### [Exercise details]
Would you write out the entries below, every one of them, exactly?

### [Available records]
____________________

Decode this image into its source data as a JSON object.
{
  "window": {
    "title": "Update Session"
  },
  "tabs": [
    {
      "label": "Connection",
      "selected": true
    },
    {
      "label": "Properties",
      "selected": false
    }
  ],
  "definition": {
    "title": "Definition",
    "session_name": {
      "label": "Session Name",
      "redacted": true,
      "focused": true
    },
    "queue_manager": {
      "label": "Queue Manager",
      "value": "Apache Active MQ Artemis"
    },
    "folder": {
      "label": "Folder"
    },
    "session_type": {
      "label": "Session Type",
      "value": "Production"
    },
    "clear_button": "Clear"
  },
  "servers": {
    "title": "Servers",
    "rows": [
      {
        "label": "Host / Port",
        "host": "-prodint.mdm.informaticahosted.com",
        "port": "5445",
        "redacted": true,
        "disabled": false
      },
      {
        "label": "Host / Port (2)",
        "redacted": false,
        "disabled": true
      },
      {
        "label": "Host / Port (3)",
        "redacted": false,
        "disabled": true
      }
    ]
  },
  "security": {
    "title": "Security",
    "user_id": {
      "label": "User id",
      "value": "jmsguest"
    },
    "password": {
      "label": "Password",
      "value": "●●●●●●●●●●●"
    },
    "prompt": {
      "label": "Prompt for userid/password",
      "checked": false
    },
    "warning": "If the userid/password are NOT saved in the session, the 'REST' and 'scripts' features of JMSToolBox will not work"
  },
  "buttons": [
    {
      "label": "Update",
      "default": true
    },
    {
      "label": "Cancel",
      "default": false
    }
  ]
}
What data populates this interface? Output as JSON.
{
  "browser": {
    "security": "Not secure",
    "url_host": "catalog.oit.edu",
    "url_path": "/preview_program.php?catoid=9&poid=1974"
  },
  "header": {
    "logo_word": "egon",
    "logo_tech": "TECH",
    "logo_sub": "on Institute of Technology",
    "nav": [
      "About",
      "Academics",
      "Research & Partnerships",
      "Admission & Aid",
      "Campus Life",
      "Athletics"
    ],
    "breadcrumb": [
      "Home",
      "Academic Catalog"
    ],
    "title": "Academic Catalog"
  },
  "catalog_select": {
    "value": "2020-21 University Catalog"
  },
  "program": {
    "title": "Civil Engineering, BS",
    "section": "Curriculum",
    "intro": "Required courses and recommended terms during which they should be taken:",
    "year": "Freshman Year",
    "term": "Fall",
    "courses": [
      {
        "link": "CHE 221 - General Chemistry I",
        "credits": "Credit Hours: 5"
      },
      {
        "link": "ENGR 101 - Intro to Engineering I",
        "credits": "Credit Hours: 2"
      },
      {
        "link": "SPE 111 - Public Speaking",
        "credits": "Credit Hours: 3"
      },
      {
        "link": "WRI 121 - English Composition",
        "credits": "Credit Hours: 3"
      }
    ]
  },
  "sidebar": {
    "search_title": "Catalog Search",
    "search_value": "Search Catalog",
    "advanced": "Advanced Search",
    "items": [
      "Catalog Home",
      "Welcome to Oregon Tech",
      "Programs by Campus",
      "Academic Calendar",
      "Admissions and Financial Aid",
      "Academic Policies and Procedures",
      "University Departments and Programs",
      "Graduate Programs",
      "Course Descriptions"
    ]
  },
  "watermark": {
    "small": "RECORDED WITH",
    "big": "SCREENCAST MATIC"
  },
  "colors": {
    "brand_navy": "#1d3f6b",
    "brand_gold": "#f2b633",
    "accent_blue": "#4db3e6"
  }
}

____________________

### [Written answer]
Decode this image into its source data as a JSON object.
{
  "window": {
    "title": "Update Session"
  },
  "tabs": [
    {
      "label": "Connection",
      "selected": true
    },
    {
      "label": "Properties",
      "selected": false
    }
  ],
  "definition": {
    "title": "Definition",
    "session_name": {
      "label": "Session Name",
      "redacted": true,
      "focused": true
    },
    "queue_manager": {
      "label": "Queue Manager",
      "value": "Apache Active MQ Artemis"
    },
    "folder": {
      "label": "Folder"
    },
    "session_type": {
      "label": "Session Type",
      "value": "Production"
    },
    "clear_button": "Clear"
  },
  "servers": {
    "title": "Servers",
    "rows": [
      {
        "label": "Host / Port",
        "host": "-prodint.mdm.informaticahosted.com",
        "port": "5445",
        "redacted": true,
        "disabled": false
      },
      {
        "label": "Host / Port (2)",
        "redacted": false,
        "disabled": true
      },
      {
        "label": "Host / Port (3)",
        "redacted": false,
        "disabled": true
      }
    ]
  },
  "security": {
    "title": "Security",
    "user_id": {
      "label": "User id",
      "value": "jmsguest"
    },
    "password": {
      "label": "Password",
      "value": "●●●●●●●●●●●"
    },
    "prompt": {
      "label": "Prompt for userid/password",
      "checked": false
    },
    "warning": "If the userid/password are NOT saved in the session, the 'REST' and 'scripts' features of JMSToolBox will not work"
  },
  "buttons": [
    {
      "label": "Update",
      "default": true
    },
    {
      "label": "Cancel",
      "default": false
    }
  ]
}
What data populates this interface? Output as JSON.
{
  "browser": {
    "security": "Not secure",
    "url_host": "catalog.oit.edu",
    "url_path": "/preview_program.php?catoid=9&poid=1974"
  },
  "header": {
    "logo_word": "egon",
    "logo_tech": "TECH",
    "logo_sub": "on Institute of Technology",
    "nav": [
      "About",
      "Academics",
      "Research & Partnerships",
      "Admission & Aid",
      "Campus Life",
      "Athletics"
    ],
    "breadcrumb": [
      "Home",
      "Academic Catalog"
    ],
    "title": "Academic Catalog"
  },
  "catalog_select": {
    "value": "2020-21 University Catalog"
  },
  "program": {
    "title": "Civil Engineering, BS",
    "section": "Curriculum",
    "intro": "Required courses and recommended terms during which they should be taken:",
    "year": "Freshman Year",
    "term": "Fall",
    "courses": [
      {
        "link": "CHE 221 - General Chemistry I",
        "credits": "Credit Hours: 5"
      },
      {
        "link": "ENGR 101 - Intro to Engineering I",
        "credits": "Credit Hours: 2"
      },
      {
        "link": "SPE 111 - Public Speaking",
        "credits": "Credit Hours: 3"
      },
      {
        "link": "WRI 121 - English Composition",
        "credits": "Credit Hours: 3"
      }
    ]
  },
  "sidebar": {
    "search_title": "Catalog Search",
    "search_value": "Search Catalog",
    "advanced": "Advanced Search",
    "items": [
      "Catalog Home",
      "Welcome to Oregon Tech",
      "Programs by Campus",
      "Academic Calendar",
      "Admissions and Financial Aid",
      "Academic Policies and Procedures",
      "University Departments and Programs",
      "Graduate Programs",
      "Course Descriptions"
    ]
  },
  "watermark": {
    "small": "RECORDED WITH",
    "big": "SCREENCAST MATIC"
  },
  "colors": {
    "brand_navy": "#1d3f6b",
    "brand_gold": "#f2b633",
    "accent_blue": "#4db3e6"
  }
}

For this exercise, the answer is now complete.